> **What to do**
1 – In the Florida Medicaid text, transcribe word for word the part that opens with the words containing "Florida’s drug overdose" and closes with "Care Act (AHCA).".
2 – Go on with the Florida Medicaid and substance use text from where it stops.

> **Text shown**
Start of Block

April 11, 2017

Cutting, Capping Medicaid Would put Floridians with Substance Use Disorders at Risk

Florida’s drug overdose death rate increased by 22.7 percent between 2014 and 2015

Lake Mary, FL – The Florida Policy Institute (FPI) today pointed to a new Center on Budget and Policy Priorities (CBPP) report showing that the U.S. House Leadership’s bill to repeal the Affordable Care Act (ACA) would result in a projected $13 billion in cuts to Medicaid in Florida from 2019 to 2028. Elimination of federal health insurance subsidies would cost Floridians $68 billion during the same period. The CBPP also outlined state-level drug overdose death rates and pointed to the adverse impacts that cutting or capping Medicaid would have on individuals with substance use disorders (SUDs).

After April recess, House leadership may continue to try to push through harmful provisions of the failed American Health Care Act (AHCA).

According to the Centers for Disease Control (CDC), more than three out of five drug overdose deaths involve an opioid. The CDC also indicates that Florida is one of 19 states that had a “statistically significant drug overdose death rate increase from 2014 to 2015,” with a change of 22.7 percent between the two years. In 2015, Floridians had the fourth highest number of deaths in the nation (3,228) due to drug overdose.

End of Block

> **Source material**
Start of Block

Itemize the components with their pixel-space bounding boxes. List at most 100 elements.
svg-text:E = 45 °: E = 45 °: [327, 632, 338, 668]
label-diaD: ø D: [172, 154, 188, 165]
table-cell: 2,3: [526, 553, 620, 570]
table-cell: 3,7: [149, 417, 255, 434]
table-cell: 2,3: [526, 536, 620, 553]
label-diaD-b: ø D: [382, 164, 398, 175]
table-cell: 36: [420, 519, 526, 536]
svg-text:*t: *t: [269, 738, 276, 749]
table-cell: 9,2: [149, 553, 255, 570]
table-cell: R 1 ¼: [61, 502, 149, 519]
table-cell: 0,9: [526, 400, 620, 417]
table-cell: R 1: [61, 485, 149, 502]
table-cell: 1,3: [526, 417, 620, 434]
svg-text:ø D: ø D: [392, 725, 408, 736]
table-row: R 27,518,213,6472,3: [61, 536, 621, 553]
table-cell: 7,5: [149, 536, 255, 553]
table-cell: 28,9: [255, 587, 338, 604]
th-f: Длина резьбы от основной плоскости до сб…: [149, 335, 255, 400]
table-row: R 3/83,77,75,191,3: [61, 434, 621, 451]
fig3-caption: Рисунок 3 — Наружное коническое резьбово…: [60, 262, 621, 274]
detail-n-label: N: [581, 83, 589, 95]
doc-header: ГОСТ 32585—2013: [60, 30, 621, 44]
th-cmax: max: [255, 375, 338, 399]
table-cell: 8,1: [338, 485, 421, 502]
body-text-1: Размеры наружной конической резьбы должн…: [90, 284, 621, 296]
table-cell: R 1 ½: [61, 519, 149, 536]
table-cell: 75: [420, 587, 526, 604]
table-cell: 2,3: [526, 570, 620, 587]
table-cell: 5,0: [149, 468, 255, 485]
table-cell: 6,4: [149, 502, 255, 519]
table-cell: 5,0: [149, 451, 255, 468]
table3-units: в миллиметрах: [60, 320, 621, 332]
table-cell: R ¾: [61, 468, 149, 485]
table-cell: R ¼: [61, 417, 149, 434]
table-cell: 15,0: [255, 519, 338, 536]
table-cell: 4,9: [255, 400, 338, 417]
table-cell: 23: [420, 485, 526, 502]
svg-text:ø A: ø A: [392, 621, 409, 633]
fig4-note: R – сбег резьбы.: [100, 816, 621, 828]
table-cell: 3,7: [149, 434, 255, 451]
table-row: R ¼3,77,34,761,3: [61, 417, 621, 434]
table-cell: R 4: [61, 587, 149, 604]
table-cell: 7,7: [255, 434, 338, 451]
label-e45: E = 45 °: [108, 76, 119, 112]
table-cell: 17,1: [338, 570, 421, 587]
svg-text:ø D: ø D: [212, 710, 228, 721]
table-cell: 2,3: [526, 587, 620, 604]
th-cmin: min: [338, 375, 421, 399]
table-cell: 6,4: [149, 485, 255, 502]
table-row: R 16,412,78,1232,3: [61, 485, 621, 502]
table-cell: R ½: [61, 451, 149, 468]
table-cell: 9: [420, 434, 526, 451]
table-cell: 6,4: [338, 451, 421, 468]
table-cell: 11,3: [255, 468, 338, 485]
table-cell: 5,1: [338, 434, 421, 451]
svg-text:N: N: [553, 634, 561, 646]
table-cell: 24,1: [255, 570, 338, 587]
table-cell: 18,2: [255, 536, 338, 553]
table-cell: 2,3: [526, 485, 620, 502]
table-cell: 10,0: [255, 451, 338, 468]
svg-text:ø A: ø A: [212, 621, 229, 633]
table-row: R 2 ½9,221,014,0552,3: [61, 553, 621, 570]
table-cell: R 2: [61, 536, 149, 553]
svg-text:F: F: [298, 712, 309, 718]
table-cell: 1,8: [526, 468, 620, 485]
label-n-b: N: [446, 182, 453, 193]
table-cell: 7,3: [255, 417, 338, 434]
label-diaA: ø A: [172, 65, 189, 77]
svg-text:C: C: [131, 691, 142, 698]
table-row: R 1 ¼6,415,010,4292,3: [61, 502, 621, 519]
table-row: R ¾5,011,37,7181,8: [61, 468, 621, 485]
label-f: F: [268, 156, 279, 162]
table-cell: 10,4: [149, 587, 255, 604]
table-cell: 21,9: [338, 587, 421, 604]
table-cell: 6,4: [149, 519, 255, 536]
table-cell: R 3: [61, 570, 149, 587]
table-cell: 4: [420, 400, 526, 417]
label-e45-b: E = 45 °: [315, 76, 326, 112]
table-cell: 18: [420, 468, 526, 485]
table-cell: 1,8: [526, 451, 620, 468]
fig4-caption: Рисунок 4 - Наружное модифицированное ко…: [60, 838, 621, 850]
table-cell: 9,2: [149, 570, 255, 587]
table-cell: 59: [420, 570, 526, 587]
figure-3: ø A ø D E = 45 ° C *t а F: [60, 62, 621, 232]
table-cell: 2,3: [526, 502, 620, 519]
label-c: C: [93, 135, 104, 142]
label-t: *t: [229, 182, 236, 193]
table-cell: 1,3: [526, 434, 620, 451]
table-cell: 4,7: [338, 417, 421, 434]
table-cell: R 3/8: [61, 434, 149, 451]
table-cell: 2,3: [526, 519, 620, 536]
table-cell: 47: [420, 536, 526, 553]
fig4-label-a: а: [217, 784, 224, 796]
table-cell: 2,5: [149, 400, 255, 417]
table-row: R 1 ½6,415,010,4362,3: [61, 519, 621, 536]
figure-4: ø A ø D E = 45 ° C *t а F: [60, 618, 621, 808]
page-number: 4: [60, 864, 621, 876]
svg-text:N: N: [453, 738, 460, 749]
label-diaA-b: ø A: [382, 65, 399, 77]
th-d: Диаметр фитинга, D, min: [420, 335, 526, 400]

End of Block

> **Answers**
1 –
Florida’s drug overdose death rate increased by 22.7 percent between 2014 and 2015

Lake Mary, FL – The Florida Policy Institute (FPI) today pointed to a new Center on Budget and Policy Priorities (CBPP) report showing that the U.S. House Leadership’s bill to repeal the Affordable Care Act (ACA) would result in a projected $13 billion in cuts to Medicaid in Florida from 2019 to 2028. Elimination of federal health insurance subsidies would cost Floridians $68 billion during the same period. The CBPP also outlined state-level drug overdose death rates and pointed to the adverse impacts that cutting or capping Medicaid would have on individuals with substance use disorders (SUDs).

After April recess, House leadership may continue to try to push through harmful provisions of the failed American Health Care Act (AHCA).

2 –
“At a time when our state has seen an alarming uptick in the drug-overdose death rate, it’s crucial that we continue building on provisions of the Affordable Care Act, which helps struggling residents gain access to much-needed treatment,” said Joseph F. Pennisi, executive director of FPI. “The failed American Health Care Act, on the other hand, would have capped federal funding, which would limit the state’s ability to address public health crises such as what we are seeing with opioid addiction in our state.”

Florida is one of 19 states that have failed to expand Medicaid, despite the federal government picking up at least 90 percent of the cost. In those states that chose to expand Medicaid under the ACA, hospitalization rates for uninsured people struggling with mental health or substance use disorders fell from 20 percent in 2013 to 5 percent in mid-2015, according to CBPP.

Rather than cutting access to treatment for individuals with SUDs, state and federal lawmakers must take the following key steps to increase insurance eligibility and coverage for struggling Floridians:

  • Expand Medicaid for low-income adults;
  • Reject a Medicaid “per capita cap,” which would shift costs and risk to the states;
  • Reject proposals to destabilize insurance marketplaces;
  • Reject Medicaid block grants to ensure that states can provide adequate coverage to all eligible people;
  • Reject state-level proposals that would restrict eligibility or benefits for people with SUDs, such as drug testing beneficiaries, instituting work requirements or requiring excessive cost-sharing;
  • Keep the essential health benefit requirements for plans in the individual and small-group markets to ensure that substance use treatment is covered; and
  • Approve Medicaid pilot programs designed to strengthen treatment for people with SUDs.

“We must be steadfast in our efforts to continue informing state and federal lawmakers of the devastating effects that cutting Medicaid would have on Florida families,” added Pennisi.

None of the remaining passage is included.